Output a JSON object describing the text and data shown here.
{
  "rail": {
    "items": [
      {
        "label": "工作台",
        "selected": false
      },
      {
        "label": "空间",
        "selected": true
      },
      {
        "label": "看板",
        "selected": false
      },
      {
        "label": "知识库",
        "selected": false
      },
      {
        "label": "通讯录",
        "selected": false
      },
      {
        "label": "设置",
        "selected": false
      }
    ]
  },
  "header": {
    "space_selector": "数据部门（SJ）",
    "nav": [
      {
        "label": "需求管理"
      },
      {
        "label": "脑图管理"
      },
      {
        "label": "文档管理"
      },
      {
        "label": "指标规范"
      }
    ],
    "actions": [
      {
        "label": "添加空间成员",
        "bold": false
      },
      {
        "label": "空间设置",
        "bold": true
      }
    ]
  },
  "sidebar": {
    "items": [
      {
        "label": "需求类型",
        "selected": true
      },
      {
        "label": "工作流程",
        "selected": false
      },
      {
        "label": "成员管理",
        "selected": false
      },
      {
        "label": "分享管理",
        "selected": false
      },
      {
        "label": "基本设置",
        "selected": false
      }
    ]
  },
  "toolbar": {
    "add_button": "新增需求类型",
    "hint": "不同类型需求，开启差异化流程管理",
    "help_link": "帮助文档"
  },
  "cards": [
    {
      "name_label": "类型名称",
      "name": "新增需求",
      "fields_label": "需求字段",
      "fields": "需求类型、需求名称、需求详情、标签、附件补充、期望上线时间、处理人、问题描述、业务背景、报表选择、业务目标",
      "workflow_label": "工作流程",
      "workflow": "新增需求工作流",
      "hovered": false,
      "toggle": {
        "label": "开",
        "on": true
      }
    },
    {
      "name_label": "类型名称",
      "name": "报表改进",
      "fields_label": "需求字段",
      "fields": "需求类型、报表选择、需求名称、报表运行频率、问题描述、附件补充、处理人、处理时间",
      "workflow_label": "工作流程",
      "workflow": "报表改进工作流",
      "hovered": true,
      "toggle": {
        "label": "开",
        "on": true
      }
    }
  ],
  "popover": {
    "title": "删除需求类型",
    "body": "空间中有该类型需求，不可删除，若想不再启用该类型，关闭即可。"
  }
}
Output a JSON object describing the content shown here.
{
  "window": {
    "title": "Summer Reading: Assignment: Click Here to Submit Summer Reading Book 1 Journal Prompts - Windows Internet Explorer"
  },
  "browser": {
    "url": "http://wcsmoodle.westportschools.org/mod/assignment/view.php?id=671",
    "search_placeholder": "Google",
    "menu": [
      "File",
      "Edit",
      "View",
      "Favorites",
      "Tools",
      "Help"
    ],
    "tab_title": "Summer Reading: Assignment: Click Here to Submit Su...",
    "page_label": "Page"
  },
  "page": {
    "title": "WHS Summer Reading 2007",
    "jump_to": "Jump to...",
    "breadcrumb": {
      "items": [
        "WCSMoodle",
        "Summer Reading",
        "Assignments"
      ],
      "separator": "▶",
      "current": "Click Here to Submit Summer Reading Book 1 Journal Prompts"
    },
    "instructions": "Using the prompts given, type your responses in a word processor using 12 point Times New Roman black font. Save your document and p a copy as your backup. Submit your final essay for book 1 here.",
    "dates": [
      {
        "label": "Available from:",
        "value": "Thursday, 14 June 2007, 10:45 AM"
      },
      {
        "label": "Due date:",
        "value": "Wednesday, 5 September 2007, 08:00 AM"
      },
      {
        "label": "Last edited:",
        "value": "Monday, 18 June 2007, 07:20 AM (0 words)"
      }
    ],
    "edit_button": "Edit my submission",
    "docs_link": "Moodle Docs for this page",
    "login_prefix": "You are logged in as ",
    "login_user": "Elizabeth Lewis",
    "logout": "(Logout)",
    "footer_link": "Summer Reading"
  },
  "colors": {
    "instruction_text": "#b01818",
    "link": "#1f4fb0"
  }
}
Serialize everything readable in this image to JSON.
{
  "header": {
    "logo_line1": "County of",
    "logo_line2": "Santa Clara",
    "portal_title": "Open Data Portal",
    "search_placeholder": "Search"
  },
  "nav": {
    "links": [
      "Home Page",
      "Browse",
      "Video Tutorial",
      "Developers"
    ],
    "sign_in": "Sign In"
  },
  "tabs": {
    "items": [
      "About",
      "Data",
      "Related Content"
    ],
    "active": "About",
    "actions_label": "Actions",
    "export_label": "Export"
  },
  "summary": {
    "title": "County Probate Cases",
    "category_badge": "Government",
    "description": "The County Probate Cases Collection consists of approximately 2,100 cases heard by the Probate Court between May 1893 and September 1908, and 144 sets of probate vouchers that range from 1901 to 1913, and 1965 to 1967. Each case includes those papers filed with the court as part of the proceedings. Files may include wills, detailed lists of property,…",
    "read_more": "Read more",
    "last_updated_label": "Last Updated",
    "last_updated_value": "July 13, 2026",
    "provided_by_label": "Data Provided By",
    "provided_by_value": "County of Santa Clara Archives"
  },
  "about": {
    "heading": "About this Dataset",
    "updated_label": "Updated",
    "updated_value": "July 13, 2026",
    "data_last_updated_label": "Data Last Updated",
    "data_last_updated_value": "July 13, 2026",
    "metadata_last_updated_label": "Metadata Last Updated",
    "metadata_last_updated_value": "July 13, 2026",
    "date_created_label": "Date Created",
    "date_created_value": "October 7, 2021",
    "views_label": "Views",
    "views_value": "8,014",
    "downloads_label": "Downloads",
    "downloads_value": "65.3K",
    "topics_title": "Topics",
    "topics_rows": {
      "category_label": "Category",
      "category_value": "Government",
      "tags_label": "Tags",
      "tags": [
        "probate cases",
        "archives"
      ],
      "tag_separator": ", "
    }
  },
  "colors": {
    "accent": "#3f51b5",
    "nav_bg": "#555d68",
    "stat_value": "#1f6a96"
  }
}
########################################
_What you have to do_: Every entry above should be retyped exactly as shown.

_Answer to the problem_:
Output a JSON object describing the text and data shown here.
{
  "rail": {
    "items": [
      {
        "label": "工作台",
        "selected": false
      },
      {
        "label": "空间",
        "selected": true
      },
      {
        "label": "看板",
        "selected": false
      },
      {
        "label": "知识库",
        "selected": false
      },
      {
        "label": "通讯录",
        "selected": false
      },
      {
        "label": "设置",
        "selected": false
      }
    ]
  },
  "header": {
    "space_selector": "数据部门（SJ）",
    "nav": [
      {
        "label": "需求管理"
      },
      {
        "label": "脑图管理"
      },
      {
        "label": "文档管理"
      },
      {
        "label": "指标规范"
      }
    ],
    "actions": [
      {
        "label": "添加空间成员",
        "bold": false
      },
      {
        "label": "空间设置",
        "bold": true
      }
    ]
  },
  "sidebar": {
    "items": [
      {
        "label": "需求类型",
        "selected": true
      },
      {
        "label": "工作流程",
        "selected": false
      },
      {
        "label": "成员管理",
        "selected": false
      },
      {
        "label": "分享管理",
        "selected": false
      },
      {
        "label": "基本设置",
        "selected": false
      }
    ]
  },
  "toolbar": {
    "add_button": "新增需求类型",
    "hint": "不同类型需求，开启差异化流程管理",
    "help_link": "帮助文档"
  },
  "cards": [
    {
      "name_label": "类型名称",
      "name": "新增需求",
      "fields_label": "需求字段",
      "fields": "需求类型、需求名称、需求详情、标签、附件补充、期望上线时间、处理人、问题描述、业务背景、报表选择、业务目标",
      "workflow_label": "工作流程",
      "workflow": "新增需求工作流",
      "hovered": false,
      "toggle": {
        "label": "开",
        "on": true
      }
    },
    {
      "name_label": "类型名称",
      "name": "报表改进",
      "fields_label": "需求字段",
      "fields": "需求类型、报表选择、需求名称、报表运行频率、问题描述、附件补充、处理人、处理时间",
      "workflow_label": "工作流程",
      "workflow": "报表改进工作流",
      "hovered": true,
      "toggle": {
        "label": "开",
        "on": true
      }
    }
  ],
  "popover": {
    "title": "删除需求类型",
    "body": "空间中有该类型需求，不可删除，若想不再启用该类型，关闭即可。"
  }
}
Output a JSON object describing the content shown here.
{
  "window": {
    "title": "Summer Reading: Assignment: Click Here to Submit Summer Reading Book 1 Journal Prompts - Windows Internet Explorer"
  },
  "browser": {
    "url": "http://wcsmoodle.westportschools.org/mod/assignment/view.php?id=671",
    "search_placeholder": "Google",
    "menu": [
      "File",
      "Edit",
      "View",
      "Favorites",
      "Tools",
      "Help"
    ],
    "tab_title": "Summer Reading: Assignment: Click Here to Submit Su...",
    "page_label": "Page"
  },
  "page": {
    "title": "WHS Summer Reading 2007",
    "jump_to": "Jump to...",
    "breadcrumb": {
      "items": [
        "WCSMoodle",
        "Summer Reading",
        "Assignments"
      ],
      "separator": "▶",
      "current": "Click Here to Submit Summer Reading Book 1 Journal Prompts"
    },
    "instructions": "Using the prompts given, type your responses in a word processor using 12 point Times New Roman black font. Save your document and p a copy as your backup. Submit your final essay for book 1 here.",
    "dates": [
      {
        "label": "Available from:",
        "value": "Thursday, 14 June 2007, 10:45 AM"
      },
      {
        "label": "Due date:",
        "value": "Wednesday, 5 September 2007, 08:00 AM"
      },
      {
        "label": "Last edited:",
        "value": "Monday, 18 June 2007, 07:20 AM (0 words)"
      }
    ],
    "edit_button": "Edit my submission",
    "docs_link": "Moodle Docs for this page",
    "login_prefix": "You are logged in as ",
    "login_user": "Elizabeth Lewis",
    "logout": "(Logout)",
    "footer_link": "Summer Reading"
  },
  "colors": {
    "instruction_text": "#b01818",
    "link": "#1f4fb0"
  }
}
Serialize everything readable in this image to JSON.
{
  "header": {
    "logo_line1": "County of",
    "logo_line2": "Santa Clara",
    "portal_title": "Open Data Portal",
    "search_placeholder": "Search"
  },
  "nav": {
    "links": [
      "Home Page",
      "Browse",
      "Video Tutorial",
      "Developers"
    ],
    "sign_in": "Sign In"
  },
  "tabs": {
    "items": [
      "About",
      "Data",
      "Related Content"
    ],
    "active": "About",
    "actions_label": "Actions",
    "export_label": "Export"
  },
  "summary": {
    "title": "County Probate Cases",
    "category_badge": "Government",
    "description": "The County Probate Cases Collection consists of approximately 2,100 cases heard by the Probate Court between May 1893 and September 1908, and 144 sets of probate vouchers that range from 1901 to 1913, and 1965 to 1967. Each case includes those papers filed with the court as part of the proceedings. Files may include wills, detailed lists of property,…",
    "read_more": "Read more",
    "last_updated_label": "Last Updated",
    "last_updated_value": "July 13, 2026",
    "provided_by_label": "Data Provided By",
    "provided_by_value": "County of Santa Clara Archives"
  },
  "about": {
    "heading": "About this Dataset",
    "updated_label": "Updated",
    "updated_value": "July 13, 2026",
    "data_last_updated_label": "Data Last Updated",
    "data_last_updated_value": "July 13, 2026",
    "metadata_last_updated_label": "Metadata Last Updated",
    "metadata_last_updated_value": "July 13, 2026",
    "date_created_label": "Date Created",
    "date_created_value": "October 7, 2021",
    "views_label": "Views",
    "views_value": "8,014",
    "downloads_label": "Downloads",
    "downloads_value": "65.3K",
    "topics_title": "Topics",
    "topics_rows": {
      "category_label": "Category",
      "category_value": "Government",
      "tags_label": "Tags",
      "tags": [
        "probate cases",
        "archives"
      ],
      "tag_separator": ", "
    }
  },
  "colors": {
    "accent": "#3f51b5",
    "nav_bg": "#555d68",
    "stat_value": "#1f6a96"
  }
}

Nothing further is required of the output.